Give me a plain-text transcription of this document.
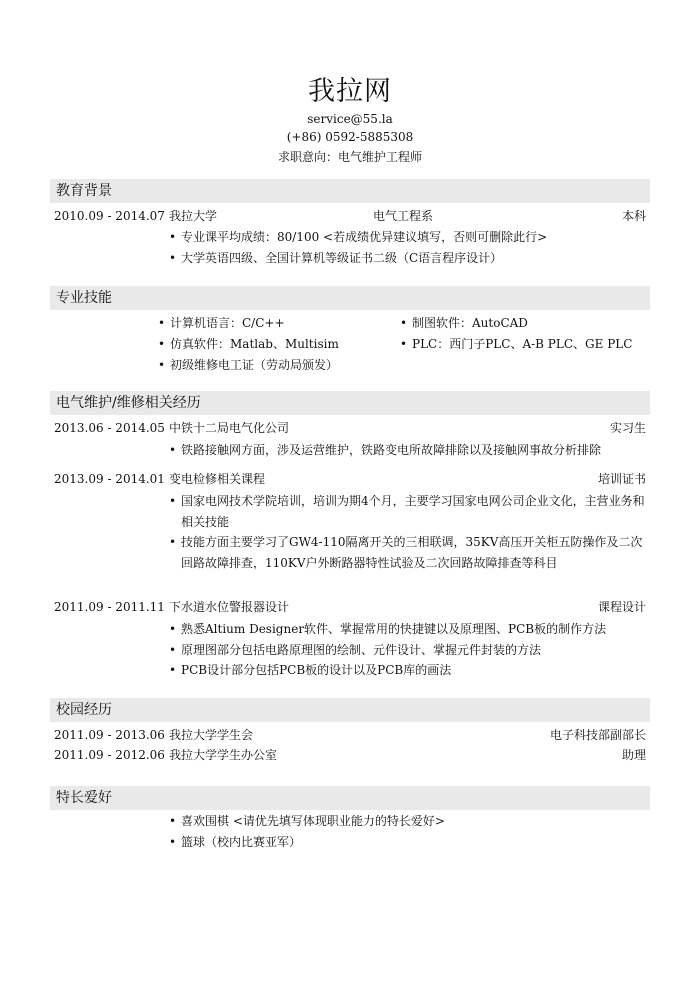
我拉网
service@55.la
(+86) 0592-5885308
求职意向：电气维护工程师
教育背景
2010.09 - 2014.07 我拉大学	电气工程系	本科
• 专业课平均成绩：80/100 <若成绩优异建议填写，否则可删除此行>
• 大学英语四级、全国计算机等级证书二级（C语言程序设计）
专业技能
• 计算机语言：C/C++
• 仿真软件：Matlab、Multisim
• 初级维修电工证（劳动局颁发）
• 制图软件：AutoCAD
• PLC：西门子PLC、A-B PLC、GE PLC
电气维护/维修相关经历
2013.06 - 2014.05 中铁十二局电气化公司	实习生
• 铁路接触网方面，涉及运营维护，铁路变电所故障排除以及接触网事故分析排除
2013.09 - 2014.01 变电检修相关课程	培训证书
• 国家电网技术学院培训，培训为期4个月，主要学习国家电网公司企业文化，主营业务和相关技能
• 技能方面主要学习了GW4-110隔离开关的三相联调，35KV高压开关柜五防操作及二次回路故障排查，110KV户外断路器特性试验及二次回路故障排查等科目
2011.09 - 2011.11 下水道水位警报器设计	课程设计
• 熟悉Altium Designer软件、掌握常用的快捷键以及原理图、PCB板的制作方法
• 原理图部分包括电路原理图的绘制、元件设计、掌握元件封装的方法
• PCB设计部分包括PCB板的设计以及PCB库的画法
校园经历
2011.09 - 2013.06 我拉大学学生会	电子科技部副部长
2011.09 - 2012.06 我拉大学学生办公室	助理
特长爱好
• 喜欢围棋 <请优先填写体现职业能力的特长爱好>
• 篮球（校内比赛亚军）
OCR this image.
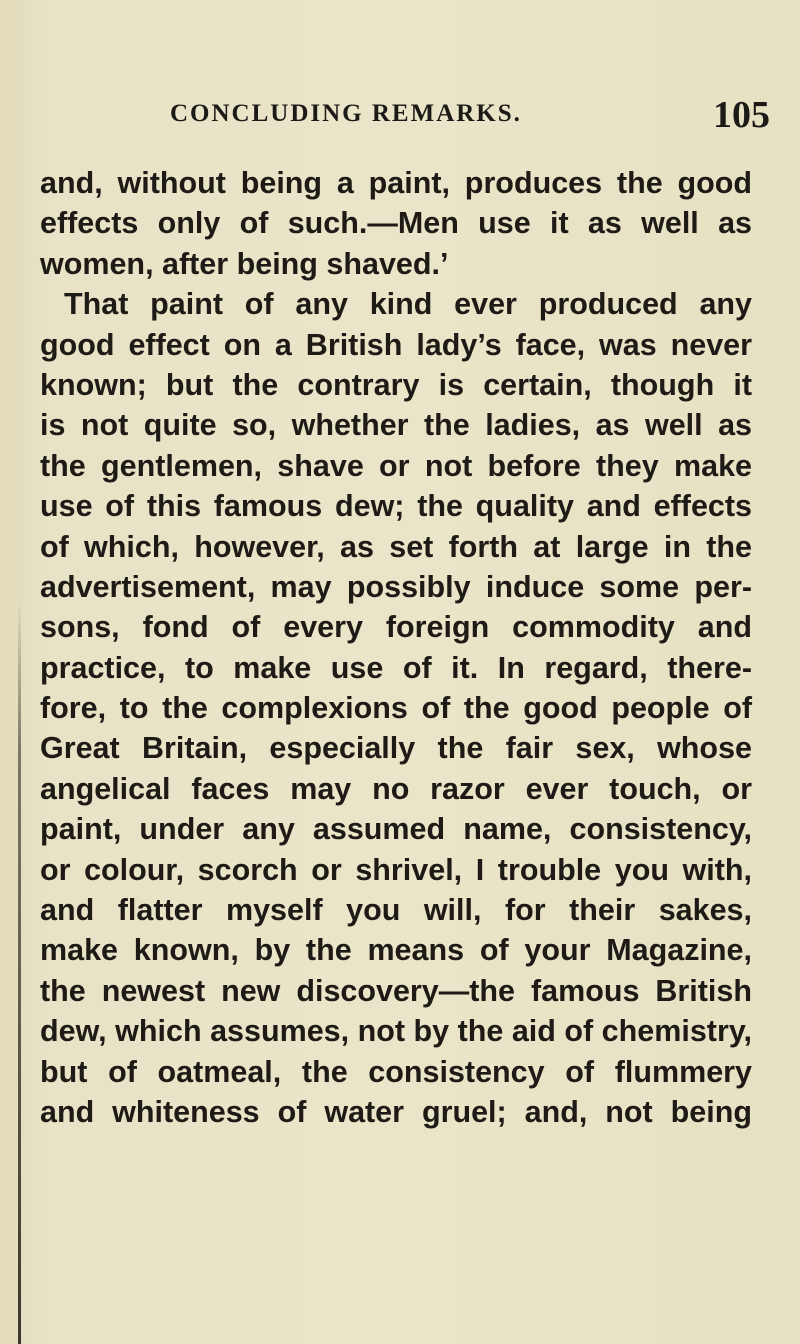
CONCLUDING REMARKS.	105
and, without being a paint, produces the good
effects only of such.—Men use it as well as
women, after being shaved.’
That paint of any kind ever produced any
good effect on a British lady’s face, was never
known; but the contrary is certain, though it
is not quite so, whether the ladies, as well as
the gentlemen, shave or not before they make
use of this famous dew; the quality and effects
of which, however, as set forth at large in the
advertisement, may possibly induce some per-
sons, fond of every foreign commodity and
practice, to make use of it. In regard, there-
fore, to the complexions of the good people of
Great Britain, especially the fair sex, whose
angelical faces may no razor ever touch, or
paint, under any assumed name, consistency,
or colour, scorch or shrivel, I trouble you with,
and flatter myself you will, for their sakes,
make known, by the means of your Magazine,
the newest new discovery—the famous British
dew, which assumes, not by the aid of chemistry,
but of oatmeal, the consistency of flummery
and whiteness of water gruel; and, not being
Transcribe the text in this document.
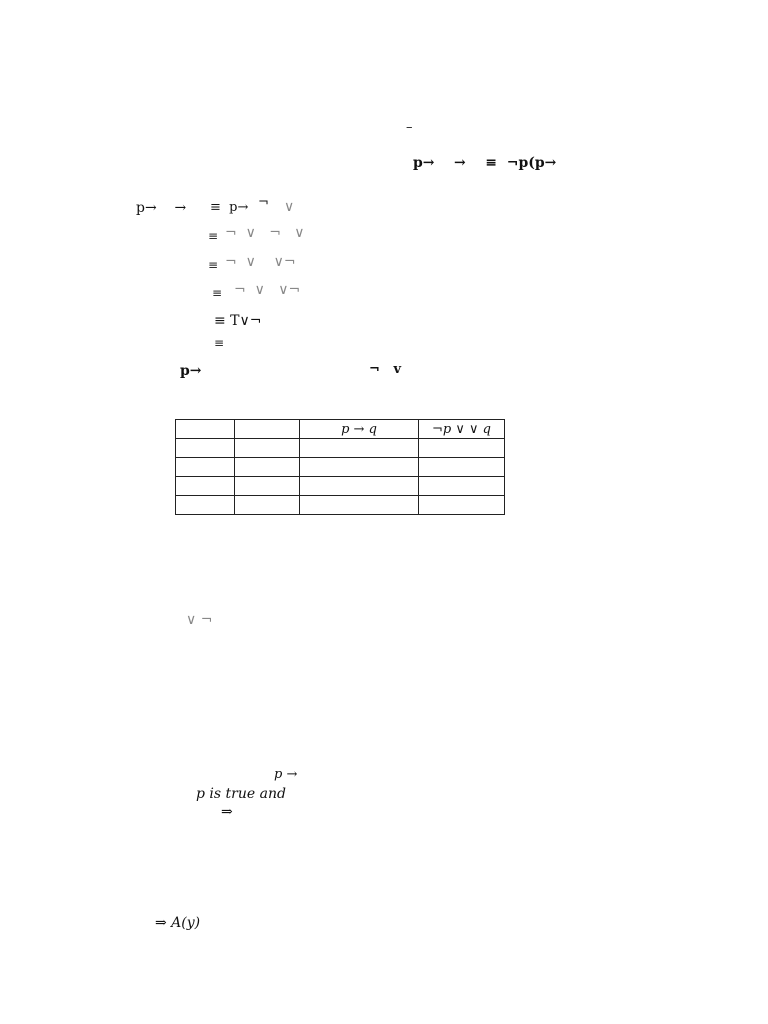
–
p→    →    ≡  ¬p(p→
p→    → ≡  p→ ¬ ∨
≡ ¬  ∨   ¬   ∨
≡ ¬  ∨    ∨¬
≡ ¬  ∨   ∨¬
≡ T∨¬
≡
p→	¬   v
		p → q	¬p ∨ ∨ q

∨ ¬
p →
p is true and
⇒
⇒ A(y)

================================

**EXERCISE:**
Pull out all lines in the data above that include "make".

**CORRECT OUTPUT:**
the gentlemen, shave or not before they make
practice, to make use of it. In regard, there-
make known, by the means of your Magazine,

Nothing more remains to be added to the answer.